■ What is required: Search the material below for the word "Microsoft" and copy every line in which it occurs.

■ Data extract:
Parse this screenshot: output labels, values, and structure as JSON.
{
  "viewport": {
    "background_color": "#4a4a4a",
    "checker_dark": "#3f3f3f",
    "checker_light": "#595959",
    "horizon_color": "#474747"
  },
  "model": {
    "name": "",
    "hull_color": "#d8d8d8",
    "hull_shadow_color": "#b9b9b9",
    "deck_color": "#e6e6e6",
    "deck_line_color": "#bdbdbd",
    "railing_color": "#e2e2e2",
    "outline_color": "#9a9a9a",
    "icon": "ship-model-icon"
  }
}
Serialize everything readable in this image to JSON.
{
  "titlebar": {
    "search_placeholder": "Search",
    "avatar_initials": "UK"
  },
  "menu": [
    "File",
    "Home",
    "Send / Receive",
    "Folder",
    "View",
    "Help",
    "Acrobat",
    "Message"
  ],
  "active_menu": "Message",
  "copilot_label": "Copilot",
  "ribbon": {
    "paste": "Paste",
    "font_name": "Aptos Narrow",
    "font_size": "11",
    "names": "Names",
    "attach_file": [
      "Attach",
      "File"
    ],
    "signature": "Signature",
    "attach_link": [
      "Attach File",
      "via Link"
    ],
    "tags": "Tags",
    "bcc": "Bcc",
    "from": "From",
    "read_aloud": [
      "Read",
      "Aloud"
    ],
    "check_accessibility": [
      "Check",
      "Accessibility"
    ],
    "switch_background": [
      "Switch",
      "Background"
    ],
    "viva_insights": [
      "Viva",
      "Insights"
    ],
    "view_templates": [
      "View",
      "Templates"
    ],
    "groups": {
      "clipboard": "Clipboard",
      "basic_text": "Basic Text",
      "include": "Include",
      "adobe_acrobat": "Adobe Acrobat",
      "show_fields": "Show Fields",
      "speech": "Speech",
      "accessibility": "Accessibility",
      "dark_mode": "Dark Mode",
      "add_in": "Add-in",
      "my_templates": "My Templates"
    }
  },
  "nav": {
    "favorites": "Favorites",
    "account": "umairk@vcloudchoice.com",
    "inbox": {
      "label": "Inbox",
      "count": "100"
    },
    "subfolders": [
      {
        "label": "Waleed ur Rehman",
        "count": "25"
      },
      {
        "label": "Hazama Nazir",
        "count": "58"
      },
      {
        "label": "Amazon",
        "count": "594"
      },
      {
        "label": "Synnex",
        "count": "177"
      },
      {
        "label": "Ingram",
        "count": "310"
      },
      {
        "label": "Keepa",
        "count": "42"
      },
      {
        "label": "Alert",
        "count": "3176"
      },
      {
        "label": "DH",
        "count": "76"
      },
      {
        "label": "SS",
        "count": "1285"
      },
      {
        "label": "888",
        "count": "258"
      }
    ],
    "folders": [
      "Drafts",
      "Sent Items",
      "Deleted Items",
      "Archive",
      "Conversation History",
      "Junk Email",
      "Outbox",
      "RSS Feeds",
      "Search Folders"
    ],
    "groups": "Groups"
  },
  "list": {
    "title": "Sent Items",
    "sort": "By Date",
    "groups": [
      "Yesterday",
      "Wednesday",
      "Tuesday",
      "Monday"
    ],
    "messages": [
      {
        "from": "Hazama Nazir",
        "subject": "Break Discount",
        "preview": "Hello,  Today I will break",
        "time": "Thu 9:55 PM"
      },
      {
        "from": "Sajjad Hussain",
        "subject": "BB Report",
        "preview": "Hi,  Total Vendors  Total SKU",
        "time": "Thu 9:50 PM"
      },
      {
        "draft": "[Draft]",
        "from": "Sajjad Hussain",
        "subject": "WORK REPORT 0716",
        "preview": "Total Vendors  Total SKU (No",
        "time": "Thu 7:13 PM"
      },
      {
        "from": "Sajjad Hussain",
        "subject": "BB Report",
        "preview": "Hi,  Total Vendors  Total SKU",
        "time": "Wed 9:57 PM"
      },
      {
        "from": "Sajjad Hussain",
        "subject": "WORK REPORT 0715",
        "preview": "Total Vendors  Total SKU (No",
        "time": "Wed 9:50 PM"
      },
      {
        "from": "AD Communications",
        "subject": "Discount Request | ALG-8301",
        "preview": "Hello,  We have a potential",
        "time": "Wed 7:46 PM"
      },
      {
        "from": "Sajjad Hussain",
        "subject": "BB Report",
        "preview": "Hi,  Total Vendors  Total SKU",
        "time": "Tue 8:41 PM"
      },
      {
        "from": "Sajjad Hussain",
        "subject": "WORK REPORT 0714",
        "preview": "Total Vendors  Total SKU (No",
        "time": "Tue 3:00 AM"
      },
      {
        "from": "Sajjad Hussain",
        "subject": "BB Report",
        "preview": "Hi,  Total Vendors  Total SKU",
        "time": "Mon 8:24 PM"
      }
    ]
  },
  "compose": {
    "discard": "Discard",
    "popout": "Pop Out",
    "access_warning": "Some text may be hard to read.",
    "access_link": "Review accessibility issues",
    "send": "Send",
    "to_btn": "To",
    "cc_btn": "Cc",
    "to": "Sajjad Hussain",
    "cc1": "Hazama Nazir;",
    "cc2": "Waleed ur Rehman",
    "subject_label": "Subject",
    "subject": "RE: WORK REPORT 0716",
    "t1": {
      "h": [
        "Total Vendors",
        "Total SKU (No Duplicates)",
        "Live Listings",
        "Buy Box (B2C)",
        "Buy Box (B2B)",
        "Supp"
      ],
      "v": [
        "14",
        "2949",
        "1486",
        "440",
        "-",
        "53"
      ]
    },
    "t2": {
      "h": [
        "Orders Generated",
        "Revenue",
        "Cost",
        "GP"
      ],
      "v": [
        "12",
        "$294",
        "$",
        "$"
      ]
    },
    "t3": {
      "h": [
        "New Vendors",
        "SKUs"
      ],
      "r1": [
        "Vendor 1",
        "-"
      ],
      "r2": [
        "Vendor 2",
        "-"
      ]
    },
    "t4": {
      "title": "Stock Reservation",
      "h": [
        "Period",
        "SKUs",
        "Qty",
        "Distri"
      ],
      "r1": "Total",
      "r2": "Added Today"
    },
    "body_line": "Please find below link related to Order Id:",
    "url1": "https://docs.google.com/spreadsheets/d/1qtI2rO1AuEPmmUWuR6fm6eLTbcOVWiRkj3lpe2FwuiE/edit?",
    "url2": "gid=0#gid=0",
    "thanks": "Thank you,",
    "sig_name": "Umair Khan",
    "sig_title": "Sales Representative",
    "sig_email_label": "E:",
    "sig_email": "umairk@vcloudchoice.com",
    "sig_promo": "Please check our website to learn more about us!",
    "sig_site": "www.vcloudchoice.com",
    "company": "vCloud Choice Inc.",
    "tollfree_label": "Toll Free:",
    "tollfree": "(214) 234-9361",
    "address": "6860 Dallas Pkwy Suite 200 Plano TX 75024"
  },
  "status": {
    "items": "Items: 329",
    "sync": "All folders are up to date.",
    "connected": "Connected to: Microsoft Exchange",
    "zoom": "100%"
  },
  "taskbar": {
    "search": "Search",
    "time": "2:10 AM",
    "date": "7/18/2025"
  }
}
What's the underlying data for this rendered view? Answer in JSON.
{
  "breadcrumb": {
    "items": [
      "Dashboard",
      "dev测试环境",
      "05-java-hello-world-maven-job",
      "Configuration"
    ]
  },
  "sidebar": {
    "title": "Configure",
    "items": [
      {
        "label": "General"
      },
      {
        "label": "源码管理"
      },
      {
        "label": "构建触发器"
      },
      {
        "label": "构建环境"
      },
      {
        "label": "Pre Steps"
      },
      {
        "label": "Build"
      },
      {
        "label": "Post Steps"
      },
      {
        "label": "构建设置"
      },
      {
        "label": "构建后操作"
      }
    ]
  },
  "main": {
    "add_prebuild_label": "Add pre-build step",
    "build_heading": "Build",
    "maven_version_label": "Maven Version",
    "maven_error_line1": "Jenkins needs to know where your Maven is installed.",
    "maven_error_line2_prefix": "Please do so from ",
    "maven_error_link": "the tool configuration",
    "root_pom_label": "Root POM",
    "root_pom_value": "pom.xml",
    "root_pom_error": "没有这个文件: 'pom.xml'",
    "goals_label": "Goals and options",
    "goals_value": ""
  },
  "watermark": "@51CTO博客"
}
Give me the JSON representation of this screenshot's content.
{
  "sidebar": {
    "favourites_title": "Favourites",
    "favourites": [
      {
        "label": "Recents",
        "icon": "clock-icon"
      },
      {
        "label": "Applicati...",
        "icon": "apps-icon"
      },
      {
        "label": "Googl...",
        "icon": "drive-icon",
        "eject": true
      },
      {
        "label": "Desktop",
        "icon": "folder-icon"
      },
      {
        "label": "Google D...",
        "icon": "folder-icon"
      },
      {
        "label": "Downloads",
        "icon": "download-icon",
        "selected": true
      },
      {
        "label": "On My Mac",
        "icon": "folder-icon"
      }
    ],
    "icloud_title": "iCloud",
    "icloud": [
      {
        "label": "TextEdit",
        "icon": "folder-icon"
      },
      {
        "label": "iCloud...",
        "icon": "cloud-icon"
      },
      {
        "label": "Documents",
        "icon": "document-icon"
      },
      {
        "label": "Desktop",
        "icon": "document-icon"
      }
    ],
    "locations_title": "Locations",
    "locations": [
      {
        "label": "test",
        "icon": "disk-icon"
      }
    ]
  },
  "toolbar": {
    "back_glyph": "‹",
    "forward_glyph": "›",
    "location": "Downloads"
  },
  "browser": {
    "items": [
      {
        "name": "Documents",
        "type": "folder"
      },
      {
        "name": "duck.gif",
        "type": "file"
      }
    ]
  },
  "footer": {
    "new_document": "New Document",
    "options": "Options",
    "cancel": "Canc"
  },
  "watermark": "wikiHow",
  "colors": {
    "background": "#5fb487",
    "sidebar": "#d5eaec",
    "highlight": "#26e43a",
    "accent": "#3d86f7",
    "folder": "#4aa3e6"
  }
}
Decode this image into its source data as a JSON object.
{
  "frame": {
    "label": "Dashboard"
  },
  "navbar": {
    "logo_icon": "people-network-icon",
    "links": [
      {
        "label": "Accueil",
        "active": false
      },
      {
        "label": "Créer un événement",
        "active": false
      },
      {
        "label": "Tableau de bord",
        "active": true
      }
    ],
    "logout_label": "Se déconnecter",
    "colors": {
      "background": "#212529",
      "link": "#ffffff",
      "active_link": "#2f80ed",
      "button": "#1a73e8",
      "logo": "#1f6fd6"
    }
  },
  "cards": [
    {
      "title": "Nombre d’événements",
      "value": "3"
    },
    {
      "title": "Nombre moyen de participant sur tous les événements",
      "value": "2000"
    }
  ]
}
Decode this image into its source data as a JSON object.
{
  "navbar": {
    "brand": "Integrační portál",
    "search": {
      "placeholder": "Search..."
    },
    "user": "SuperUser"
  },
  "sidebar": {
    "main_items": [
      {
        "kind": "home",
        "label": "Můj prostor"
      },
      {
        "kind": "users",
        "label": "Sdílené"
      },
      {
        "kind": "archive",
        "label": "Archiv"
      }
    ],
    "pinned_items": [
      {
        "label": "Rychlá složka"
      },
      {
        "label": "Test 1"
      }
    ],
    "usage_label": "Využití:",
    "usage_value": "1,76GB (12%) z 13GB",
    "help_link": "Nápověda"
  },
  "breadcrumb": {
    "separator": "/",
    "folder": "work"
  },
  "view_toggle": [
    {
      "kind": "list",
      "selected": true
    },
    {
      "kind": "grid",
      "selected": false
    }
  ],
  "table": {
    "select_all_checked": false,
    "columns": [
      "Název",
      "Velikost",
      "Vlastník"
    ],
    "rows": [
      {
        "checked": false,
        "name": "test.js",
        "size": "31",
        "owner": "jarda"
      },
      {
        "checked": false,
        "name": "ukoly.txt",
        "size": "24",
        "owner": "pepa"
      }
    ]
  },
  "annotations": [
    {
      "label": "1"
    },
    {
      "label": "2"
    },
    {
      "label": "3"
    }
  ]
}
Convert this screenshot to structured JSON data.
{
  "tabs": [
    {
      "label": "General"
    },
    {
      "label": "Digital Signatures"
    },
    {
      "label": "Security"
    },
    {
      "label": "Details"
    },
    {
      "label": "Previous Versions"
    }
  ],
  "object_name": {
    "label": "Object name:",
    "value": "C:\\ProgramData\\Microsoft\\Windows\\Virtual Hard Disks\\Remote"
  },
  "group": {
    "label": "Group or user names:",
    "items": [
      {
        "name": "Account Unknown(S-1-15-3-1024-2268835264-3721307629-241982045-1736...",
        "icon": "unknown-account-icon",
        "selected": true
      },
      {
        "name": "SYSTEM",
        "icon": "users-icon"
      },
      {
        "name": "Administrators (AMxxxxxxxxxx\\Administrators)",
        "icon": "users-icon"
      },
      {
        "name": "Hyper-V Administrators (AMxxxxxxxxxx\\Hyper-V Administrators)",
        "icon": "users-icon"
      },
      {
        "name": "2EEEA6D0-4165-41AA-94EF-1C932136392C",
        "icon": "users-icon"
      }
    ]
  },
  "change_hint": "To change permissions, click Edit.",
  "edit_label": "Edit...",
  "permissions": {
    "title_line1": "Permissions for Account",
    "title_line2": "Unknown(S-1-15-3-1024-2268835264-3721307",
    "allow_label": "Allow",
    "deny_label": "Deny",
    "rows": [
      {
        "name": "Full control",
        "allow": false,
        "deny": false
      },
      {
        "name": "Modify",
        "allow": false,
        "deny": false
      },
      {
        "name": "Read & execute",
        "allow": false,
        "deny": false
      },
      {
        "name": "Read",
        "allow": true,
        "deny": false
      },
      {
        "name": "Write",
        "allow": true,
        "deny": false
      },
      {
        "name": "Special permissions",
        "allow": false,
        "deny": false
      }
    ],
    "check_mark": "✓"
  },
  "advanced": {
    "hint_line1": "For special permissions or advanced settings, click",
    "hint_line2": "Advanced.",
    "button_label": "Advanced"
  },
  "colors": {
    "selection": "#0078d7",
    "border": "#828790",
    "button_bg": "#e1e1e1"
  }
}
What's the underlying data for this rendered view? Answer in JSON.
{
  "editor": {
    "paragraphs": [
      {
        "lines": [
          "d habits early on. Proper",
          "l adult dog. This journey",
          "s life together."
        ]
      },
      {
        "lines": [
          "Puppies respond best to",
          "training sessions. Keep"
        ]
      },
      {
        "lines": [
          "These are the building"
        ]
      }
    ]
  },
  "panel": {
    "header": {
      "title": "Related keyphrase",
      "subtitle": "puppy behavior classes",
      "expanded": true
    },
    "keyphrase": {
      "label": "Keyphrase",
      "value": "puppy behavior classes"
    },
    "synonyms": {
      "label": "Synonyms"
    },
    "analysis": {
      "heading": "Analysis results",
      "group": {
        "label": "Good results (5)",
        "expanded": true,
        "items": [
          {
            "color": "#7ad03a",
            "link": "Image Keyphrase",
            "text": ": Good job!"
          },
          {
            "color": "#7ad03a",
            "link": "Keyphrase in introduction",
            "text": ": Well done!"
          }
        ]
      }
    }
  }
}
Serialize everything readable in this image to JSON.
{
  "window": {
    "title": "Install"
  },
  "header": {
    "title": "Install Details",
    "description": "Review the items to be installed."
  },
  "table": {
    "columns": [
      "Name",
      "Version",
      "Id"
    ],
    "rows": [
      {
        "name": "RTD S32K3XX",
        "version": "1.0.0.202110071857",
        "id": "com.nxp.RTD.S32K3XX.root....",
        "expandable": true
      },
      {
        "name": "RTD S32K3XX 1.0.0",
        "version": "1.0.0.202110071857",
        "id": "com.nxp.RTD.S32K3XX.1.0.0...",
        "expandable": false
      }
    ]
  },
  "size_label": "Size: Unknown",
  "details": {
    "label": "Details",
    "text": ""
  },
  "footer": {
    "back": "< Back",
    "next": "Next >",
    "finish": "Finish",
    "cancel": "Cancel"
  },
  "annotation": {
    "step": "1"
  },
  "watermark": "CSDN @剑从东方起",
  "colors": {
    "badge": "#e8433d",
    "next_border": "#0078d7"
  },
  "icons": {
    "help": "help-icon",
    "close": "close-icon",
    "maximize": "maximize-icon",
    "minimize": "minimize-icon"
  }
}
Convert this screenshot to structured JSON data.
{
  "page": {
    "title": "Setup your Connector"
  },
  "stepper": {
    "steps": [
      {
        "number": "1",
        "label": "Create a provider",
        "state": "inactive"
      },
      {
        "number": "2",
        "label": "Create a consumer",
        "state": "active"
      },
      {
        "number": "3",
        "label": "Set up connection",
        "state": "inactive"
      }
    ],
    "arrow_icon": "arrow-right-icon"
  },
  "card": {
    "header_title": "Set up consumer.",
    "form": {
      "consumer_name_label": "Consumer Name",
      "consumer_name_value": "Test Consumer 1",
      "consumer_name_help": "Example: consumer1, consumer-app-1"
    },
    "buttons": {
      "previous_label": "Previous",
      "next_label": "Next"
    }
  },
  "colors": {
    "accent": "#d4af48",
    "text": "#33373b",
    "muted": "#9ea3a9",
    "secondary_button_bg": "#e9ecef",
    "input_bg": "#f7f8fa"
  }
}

■ Written solution:
    "connected": "Connected to: Microsoft Exchange",
    "value": "C:\\ProgramData\\Microsoft\\Windows\\Virtual Hard Disks\\Remote"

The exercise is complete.